— Work required —
Go through the entries one line at a time, and gather every line that has the word "инженерных".

Dataset items:

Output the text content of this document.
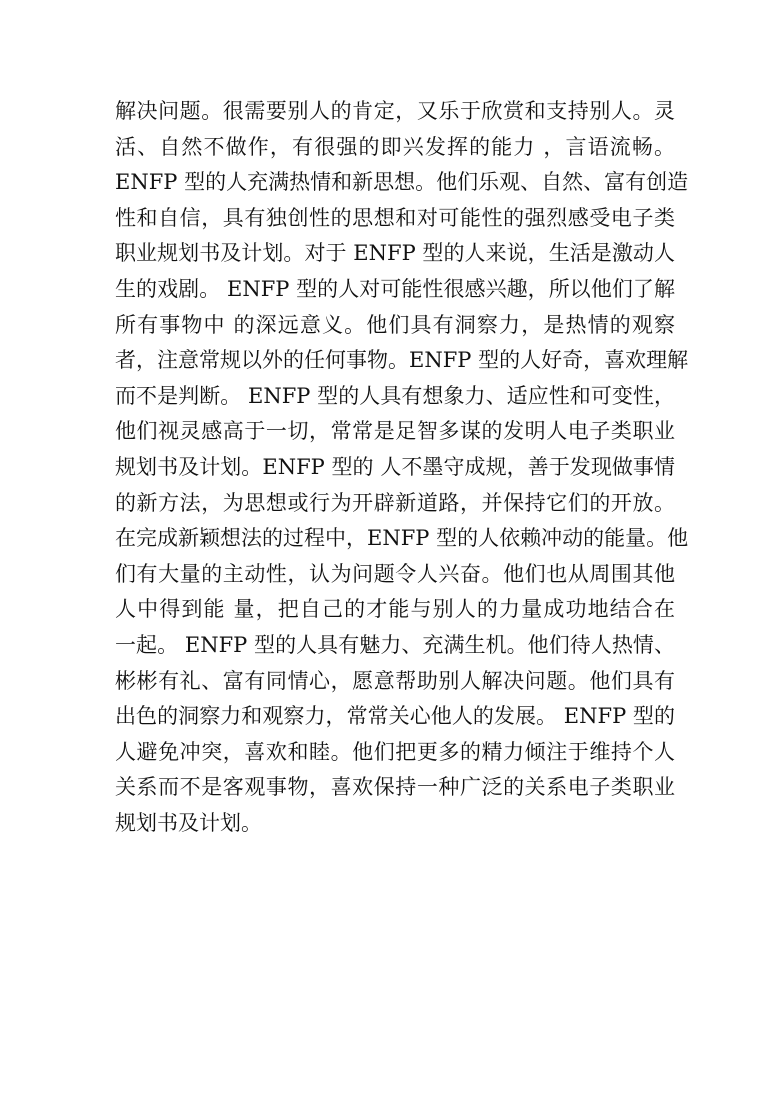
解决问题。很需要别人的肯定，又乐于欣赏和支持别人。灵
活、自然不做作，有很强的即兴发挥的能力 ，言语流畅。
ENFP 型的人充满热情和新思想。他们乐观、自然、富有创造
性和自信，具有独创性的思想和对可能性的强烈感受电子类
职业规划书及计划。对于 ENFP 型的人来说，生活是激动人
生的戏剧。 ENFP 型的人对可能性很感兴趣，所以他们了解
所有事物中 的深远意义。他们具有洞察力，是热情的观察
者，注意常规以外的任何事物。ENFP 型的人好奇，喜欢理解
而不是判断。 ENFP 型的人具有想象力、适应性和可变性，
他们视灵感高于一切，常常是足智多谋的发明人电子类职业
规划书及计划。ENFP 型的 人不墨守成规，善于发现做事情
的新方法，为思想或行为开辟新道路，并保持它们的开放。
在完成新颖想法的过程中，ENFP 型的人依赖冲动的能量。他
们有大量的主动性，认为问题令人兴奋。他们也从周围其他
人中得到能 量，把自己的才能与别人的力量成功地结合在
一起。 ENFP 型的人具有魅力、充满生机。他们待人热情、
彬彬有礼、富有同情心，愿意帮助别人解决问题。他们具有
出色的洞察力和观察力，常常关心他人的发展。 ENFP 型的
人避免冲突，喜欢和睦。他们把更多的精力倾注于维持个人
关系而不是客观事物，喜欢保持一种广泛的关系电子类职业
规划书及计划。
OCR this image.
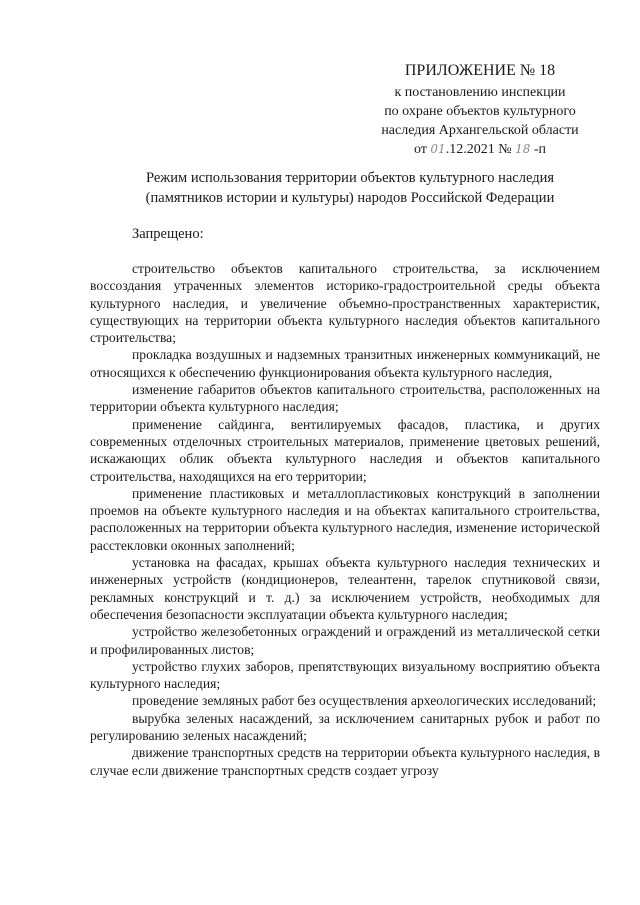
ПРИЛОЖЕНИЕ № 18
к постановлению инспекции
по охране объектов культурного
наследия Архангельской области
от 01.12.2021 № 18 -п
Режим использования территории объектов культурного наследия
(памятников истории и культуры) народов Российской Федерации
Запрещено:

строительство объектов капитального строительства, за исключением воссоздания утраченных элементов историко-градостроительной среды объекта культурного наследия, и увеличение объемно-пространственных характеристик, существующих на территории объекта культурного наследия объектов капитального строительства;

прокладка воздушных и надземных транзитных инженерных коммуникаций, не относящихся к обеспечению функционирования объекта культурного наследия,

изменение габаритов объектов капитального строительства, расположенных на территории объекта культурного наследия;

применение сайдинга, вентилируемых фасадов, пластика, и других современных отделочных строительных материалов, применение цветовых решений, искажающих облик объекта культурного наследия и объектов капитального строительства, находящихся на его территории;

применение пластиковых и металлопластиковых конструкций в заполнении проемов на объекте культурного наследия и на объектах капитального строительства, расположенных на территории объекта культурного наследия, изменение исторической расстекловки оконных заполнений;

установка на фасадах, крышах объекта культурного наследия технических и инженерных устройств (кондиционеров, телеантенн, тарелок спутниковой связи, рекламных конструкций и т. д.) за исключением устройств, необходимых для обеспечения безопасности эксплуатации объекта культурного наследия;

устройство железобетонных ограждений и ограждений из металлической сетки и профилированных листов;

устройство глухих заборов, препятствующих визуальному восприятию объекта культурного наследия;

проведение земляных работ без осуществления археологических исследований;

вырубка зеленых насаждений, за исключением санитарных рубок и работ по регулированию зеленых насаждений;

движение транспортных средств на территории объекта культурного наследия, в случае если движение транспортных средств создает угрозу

---

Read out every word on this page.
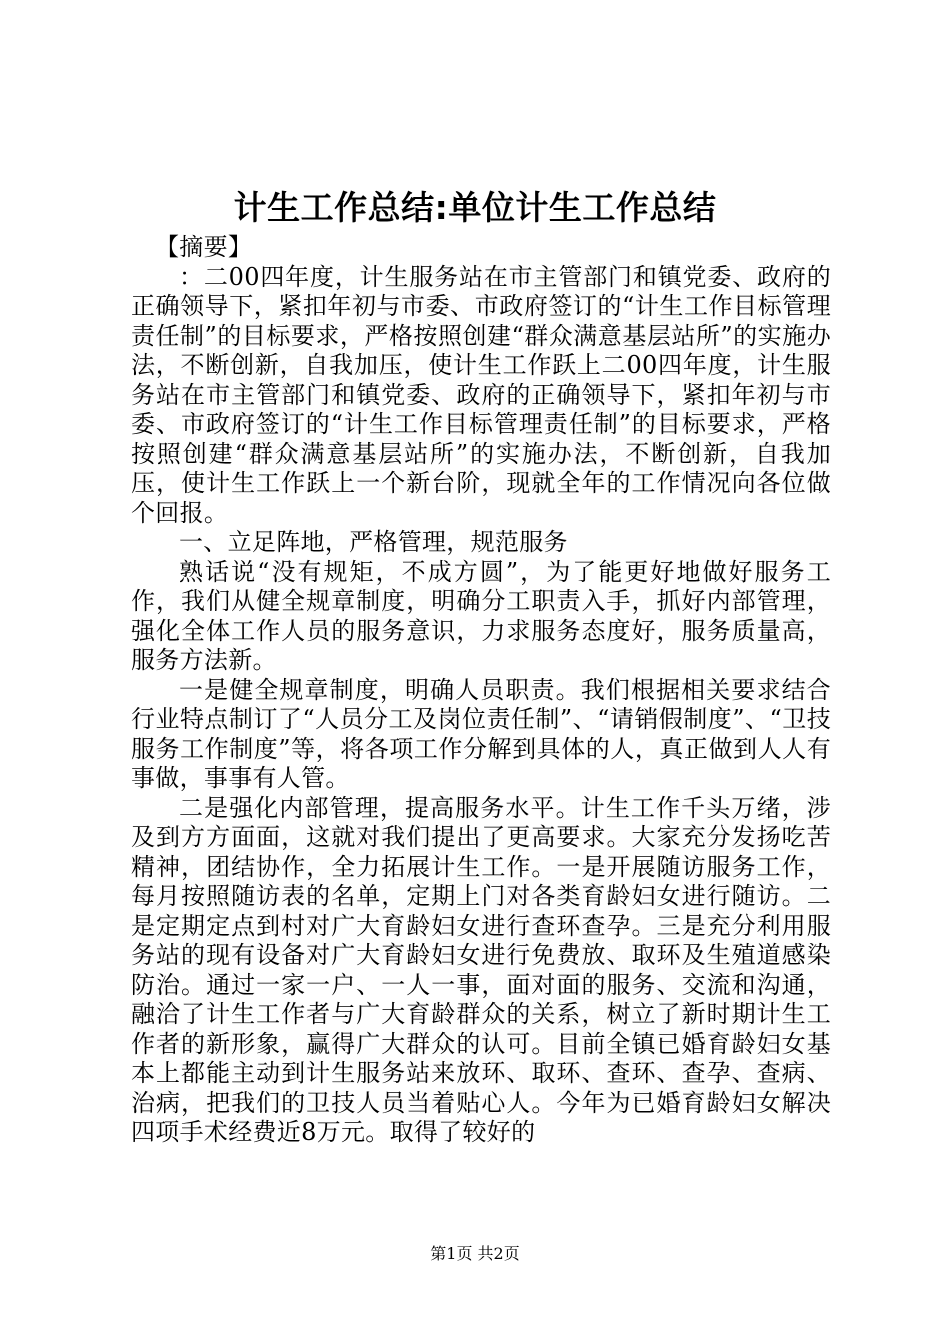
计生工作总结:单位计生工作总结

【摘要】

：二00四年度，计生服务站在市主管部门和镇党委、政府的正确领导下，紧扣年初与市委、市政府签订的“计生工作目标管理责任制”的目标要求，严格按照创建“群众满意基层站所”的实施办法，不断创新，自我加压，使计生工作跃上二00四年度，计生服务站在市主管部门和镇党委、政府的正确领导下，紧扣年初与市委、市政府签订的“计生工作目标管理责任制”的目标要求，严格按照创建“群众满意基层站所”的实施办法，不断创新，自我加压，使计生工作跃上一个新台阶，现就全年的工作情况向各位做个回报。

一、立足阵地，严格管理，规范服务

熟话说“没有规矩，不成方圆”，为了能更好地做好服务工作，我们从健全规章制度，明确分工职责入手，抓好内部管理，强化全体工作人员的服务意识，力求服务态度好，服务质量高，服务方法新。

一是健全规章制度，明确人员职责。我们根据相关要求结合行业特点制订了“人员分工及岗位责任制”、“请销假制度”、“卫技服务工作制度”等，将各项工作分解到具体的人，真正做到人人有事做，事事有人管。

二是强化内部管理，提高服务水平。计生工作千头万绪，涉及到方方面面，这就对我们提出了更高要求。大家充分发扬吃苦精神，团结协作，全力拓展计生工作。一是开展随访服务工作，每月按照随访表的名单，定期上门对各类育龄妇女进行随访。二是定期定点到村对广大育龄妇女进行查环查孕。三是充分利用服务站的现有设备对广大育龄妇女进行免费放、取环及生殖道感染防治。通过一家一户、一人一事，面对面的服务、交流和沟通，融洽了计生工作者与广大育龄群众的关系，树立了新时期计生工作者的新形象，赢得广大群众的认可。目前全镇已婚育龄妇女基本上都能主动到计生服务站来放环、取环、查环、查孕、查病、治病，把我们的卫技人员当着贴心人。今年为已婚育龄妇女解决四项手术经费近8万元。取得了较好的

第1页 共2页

— Correct result —
прокладка воздушных и надземных транзитных инженерных коммуникаций, не относящихся к обеспечению функционирования объекта культурного наследия,
установка на фасадах, крышах объекта культурного наследия технических и инженерных устройств (кондиционеров, телеантенн, тарелок спутниковой связи, рекламных конструкций и т. д.) за исключением устройств, необходимых для обеспечения безопасности эксплуатации объекта культурного наследия;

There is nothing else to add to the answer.